== Your goal ==
Transcribe all of the material below word for word and leave out its pictures.

──────── Data for this task ────────

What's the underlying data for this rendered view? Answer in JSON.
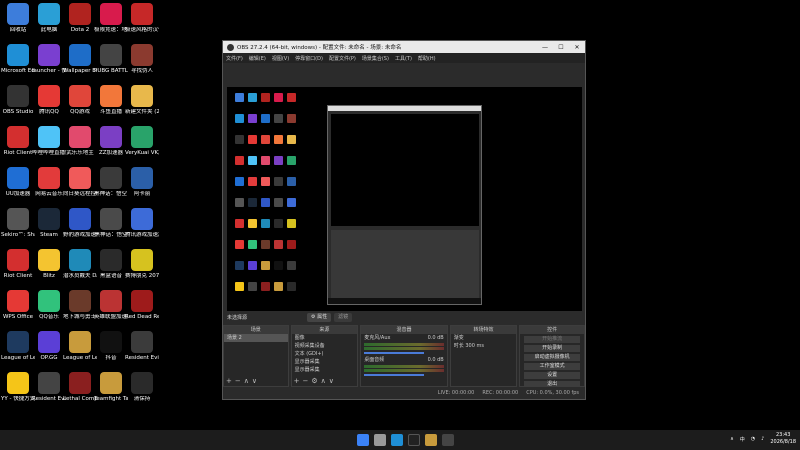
{
  "desktop": {
    "icons": [
      {
        "label": "回收站",
        "color": "#3d7ddb"
      },
      {
        "label": "此电脑",
        "color": "#2a9fd6"
      },
      {
        "label": "Dota 2",
        "color": "#b0231f"
      },
      {
        "label": "极限竞速：地平线 5",
        "color": "#d81b4c"
      },
      {
        "label": "极速风格的汉化程序",
        "color": "#c62828"
      },
      {
        "label": "Microsoft Edge",
        "color": "#1f8fd6"
      },
      {
        "label": "launcher - 快捷方式",
        "color": "#7a3fd0"
      },
      {
        "label": "Wallpaper Engine: ...",
        "color": "#1e6dc8"
      },
      {
        "label": "PUBG BATTLEGROUNDS",
        "color": "#444"
      },
      {
        "label": "寻找伪人",
        "color": "#8b3a2f"
      },
      {
        "label": "OBS Studio",
        "color": "#333"
      },
      {
        "label": "腾讯QQ",
        "color": "#e53935"
      },
      {
        "label": "QQ游戏",
        "color": "#e0463a"
      },
      {
        "label": "斗鱼直播",
        "color": "#f2773a"
      },
      {
        "label": "新建文件夹 (2)",
        "color": "#e8b84b"
      },
      {
        "label": "Riot Client",
        "color": "#d32f2f"
      },
      {
        "label": "哔哩哔哩直播姬",
        "color": "#4fc3f7"
      },
      {
        "label": "武乐乐地主",
        "color": "#e14a6d"
      },
      {
        "label": "ZZ加速器",
        "color": "#7b3fc4"
      },
      {
        "label": "VeryKuai VK加速器",
        "color": "#29a36a"
      },
      {
        "label": "UU加速器",
        "color": "#1f6ed4"
      },
      {
        "label": "网易云音乐",
        "color": "#e23b3b"
      },
      {
        "label": "向日葵远程控制",
        "color": "#f05a5a"
      },
      {
        "label": "黑神话：悟空 性能测试工具",
        "color": "#3a3a3a"
      },
      {
        "label": "阿卡丽",
        "color": "#2b5fa8"
      },
      {
        "label": "Sekiro™: Shadow...",
        "color": "#555"
      },
      {
        "label": "Steam",
        "color": "#1b2838"
      },
      {
        "label": "野豹游戏加速器",
        "color": "#2f57c7"
      },
      {
        "label": "黑神话：悟空",
        "color": "#4a4a4a"
      },
      {
        "label": "腾讯游戏加速加速器",
        "color": "#3d6bd8"
      },
      {
        "label": "Riot Client",
        "color": "#d32f2f"
      },
      {
        "label": "Blitz",
        "color": "#f4c430"
      },
      {
        "label": "潜水员戴夫 DAVE T...",
        "color": "#1f8ab8"
      },
      {
        "label": "黑盒语音",
        "color": "#2a2a2a"
      },
      {
        "label": "赛博朋克 2077",
        "color": "#d6c21f"
      },
      {
        "label": "WPS Office",
        "color": "#e53935"
      },
      {
        "label": "QQ音乐",
        "color": "#31c27c"
      },
      {
        "label": "地下城与勇士：创新世纪",
        "color": "#6a3a2a"
      },
      {
        "label": "英雄联盟加速器",
        "color": "#b33"
      },
      {
        "label": "Red Dead Redempti...",
        "color": "#9e1b1b"
      },
      {
        "label": "League of Legends",
        "color": "#1e3a5f"
      },
      {
        "label": "OP.GG",
        "color": "#5b3fd6"
      },
      {
        "label": "League of Legends - 快捷方式",
        "color": "#c89b3c"
      },
      {
        "label": "抖音",
        "color": "#111"
      },
      {
        "label": "Resident Evil Re...",
        "color": "#3b3b3b"
      },
      {
        "label": "YY - 快捷方式",
        "color": "#f5c518"
      },
      {
        "label": "Resident Evil 4",
        "color": "#444"
      },
      {
        "label": "Lethal Company",
        "color": "#8a1f1f"
      },
      {
        "label": "Teamfight Tactics",
        "color": "#c89b3c"
      },
      {
        "label": "清保持",
        "color": "#2a2a2a"
      }
    ]
  },
  "obs": {
    "title": "OBS 27.2.4 (64-bit, windows) - 配置文件: 未命名 - 场景: 未命名",
    "window_controls": [
      "—",
      "☐",
      "✕"
    ],
    "menu": [
      "文件(F)",
      "编辑(E)",
      "视图(V)",
      "停靠窗口(D)",
      "配置文件(P)",
      "场景集合(S)",
      "工具(T)",
      "帮助(H)"
    ],
    "source_bar": {
      "label": "未选择源",
      "properties": "⚙ 属性",
      "filters": "滤镜"
    },
    "scenes": {
      "header": "场景",
      "items": [
        "场景 2"
      ]
    },
    "sources": {
      "header": "来源",
      "items": [
        "图像",
        "视频采集设备",
        "文本 (GDI+)",
        "显示器采集",
        "显示器采集"
      ]
    },
    "mixer": {
      "header": "混音器",
      "tracks": [
        {
          "name": "麦克风/Aux",
          "db": "0.0 dB"
        },
        {
          "name": "桌面音频",
          "db": "0.0 dB"
        }
      ]
    },
    "transitions": {
      "header": "转场特效",
      "type": "渐变",
      "duration_label": "时长",
      "duration": "300 ms"
    },
    "controls": {
      "header": "控件",
      "buttons": [
        "开始推流",
        "开始录制",
        "启动虚拟摄像机",
        "工作室模式",
        "设置",
        "退出"
      ]
    },
    "status": {
      "live": "LIVE: 00:00:00",
      "rec": "REC: 00:00:00",
      "cpu": "CPU: 0.0%, 30.00 fps"
    }
  },
  "taskbar": {
    "tray": {
      "lang": "中",
      "time": "23:43",
      "date": "2026/8/18"
    }
  }
}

────────

== Task response ==
What's the underlying data for this rendered view? Answer in JSON.
{
  "desktop": {
    "icons": [
      {
        "label": "回收站",
        "color": "#3d7ddb"
      },
      {
        "label": "此电脑",
        "color": "#2a9fd6"
      },
      {
        "label": "Dota 2",
        "color": "#b0231f"
      },
      {
        "label": "极限竞速：地平线 5",
        "color": "#d81b4c"
      },
      {
        "label": "极速风格的汉化程序",
        "color": "#c62828"
      },
      {
        "label": "Microsoft Edge",
        "color": "#1f8fd6"
      },
      {
        "label": "launcher - 快捷方式",
        "color": "#7a3fd0"
      },
      {
        "label": "Wallpaper Engine: ...",
        "color": "#1e6dc8"
      },
      {
        "label": "PUBG BATTLEGROUNDS",
        "color": "#444"
      },
      {
        "label": "寻找伪人",
        "color": "#8b3a2f"
      },
      {
        "label": "OBS Studio",
        "color": "#333"
      },
      {
        "label": "腾讯QQ",
        "color": "#e53935"
      },
      {
        "label": "QQ游戏",
        "color": "#e0463a"
      },
      {
        "label": "斗鱼直播",
        "color": "#f2773a"
      },
      {
        "label": "新建文件夹 (2)",
        "color": "#e8b84b"
      },
      {
        "label": "Riot Client",
        "color": "#d32f2f"
      },
      {
        "label": "哔哩哔哩直播姬",
        "color": "#4fc3f7"
      },
      {
        "label": "武乐乐地主",
        "color": "#e14a6d"
      },
      {
        "label": "ZZ加速器",
        "color": "#7b3fc4"
      },
      {
        "label": "VeryKuai VK加速器",
        "color": "#29a36a"
      },
      {
        "label": "UU加速器",
        "color": "#1f6ed4"
      },
      {
        "label": "网易云音乐",
        "color": "#e23b3b"
      },
      {
        "label": "向日葵远程控制",
        "color": "#f05a5a"
      },
      {
        "label": "黑神话：悟空 性能测试工具",
        "color": "#3a3a3a"
      },
      {
        "label": "阿卡丽",
        "color": "#2b5fa8"
      },
      {
        "label": "Sekiro™: Shadow...",
        "color": "#555"
      },
      {
        "label": "Steam",
        "color": "#1b2838"
      },
      {
        "label": "野豹游戏加速器",
        "color": "#2f57c7"
      },
      {
        "label": "黑神话：悟空",
        "color": "#4a4a4a"
      },
      {
        "label": "腾讯游戏加速加速器",
        "color": "#3d6bd8"
      },
      {
        "label": "Riot Client",
        "color": "#d32f2f"
      },
      {
        "label": "Blitz",
        "color": "#f4c430"
      },
      {
        "label": "潜水员戴夫 DAVE T...",
        "color": "#1f8ab8"
      },
      {
        "label": "黑盒语音",
        "color": "#2a2a2a"
      },
      {
        "label": "赛博朋克 2077",
        "color": "#d6c21f"
      },
      {
        "label": "WPS Office",
        "color": "#e53935"
      },
      {
        "label": "QQ音乐",
        "color": "#31c27c"
      },
      {
        "label": "地下城与勇士：创新世纪",
        "color": "#6a3a2a"
      },
      {
        "label": "英雄联盟加速器",
        "color": "#b33"
      },
      {
        "label": "Red Dead Redempti...",
        "color": "#9e1b1b"
      },
      {
        "label": "League of Legends",
        "color": "#1e3a5f"
      },
      {
        "label": "OP.GG",
        "color": "#5b3fd6"
      },
      {
        "label": "League of Legends - 快捷方式",
        "color": "#c89b3c"
      },
      {
        "label": "抖音",
        "color": "#111"
      },
      {
        "label": "Resident Evil Re...",
        "color": "#3b3b3b"
      },
      {
        "label": "YY - 快捷方式",
        "color": "#f5c518"
      },
      {
        "label": "Resident Evil 4",
        "color": "#444"
      },
      {
        "label": "Lethal Company",
        "color": "#8a1f1f"
      },
      {
        "label": "Teamfight Tactics",
        "color": "#c89b3c"
      },
      {
        "label": "清保持",
        "color": "#2a2a2a"
      }
    ]
  },
  "obs": {
    "title": "OBS 27.2.4 (64-bit, windows) - 配置文件: 未命名 - 场景: 未命名",
    "window_controls": [
      "—",
      "☐",
      "✕"
    ],
    "menu": [
      "文件(F)",
      "编辑(E)",
      "视图(V)",
      "停靠窗口(D)",
      "配置文件(P)",
      "场景集合(S)",
      "工具(T)",
      "帮助(H)"
    ],
    "source_bar": {
      "label": "未选择源",
      "properties": "⚙ 属性",
      "filters": "滤镜"
    },
    "scenes": {
      "header": "场景",
      "items": [
        "场景 2"
      ]
    },
    "sources": {
      "header": "来源",
      "items": [
        "图像",
        "视频采集设备",
        "文本 (GDI+)",
        "显示器采集",
        "显示器采集"
      ]
    },
    "mixer": {
      "header": "混音器",
      "tracks": [
        {
          "name": "麦克风/Aux",
          "db": "0.0 dB"
        },
        {
          "name": "桌面音频",
          "db": "0.0 dB"
        }
      ]
    },
    "transitions": {
      "header": "转场特效",
      "type": "渐变",
      "duration_label": "时长",
      "duration": "300 ms"
    },
    "controls": {
      "header": "控件",
      "buttons": [
        "开始推流",
        "开始录制",
        "启动虚拟摄像机",
        "工作室模式",
        "设置",
        "退出"
      ]
    },
    "status": {
      "live": "LIVE: 00:00:00",
      "rec": "REC: 00:00:00",
      "cpu": "CPU: 0.0%, 30.00 fps"
    }
  },
  "taskbar": {
    "tray": {
      "lang": "中",
      "time": "23:43",
      "date": "2026/8/18"
    }
  }
}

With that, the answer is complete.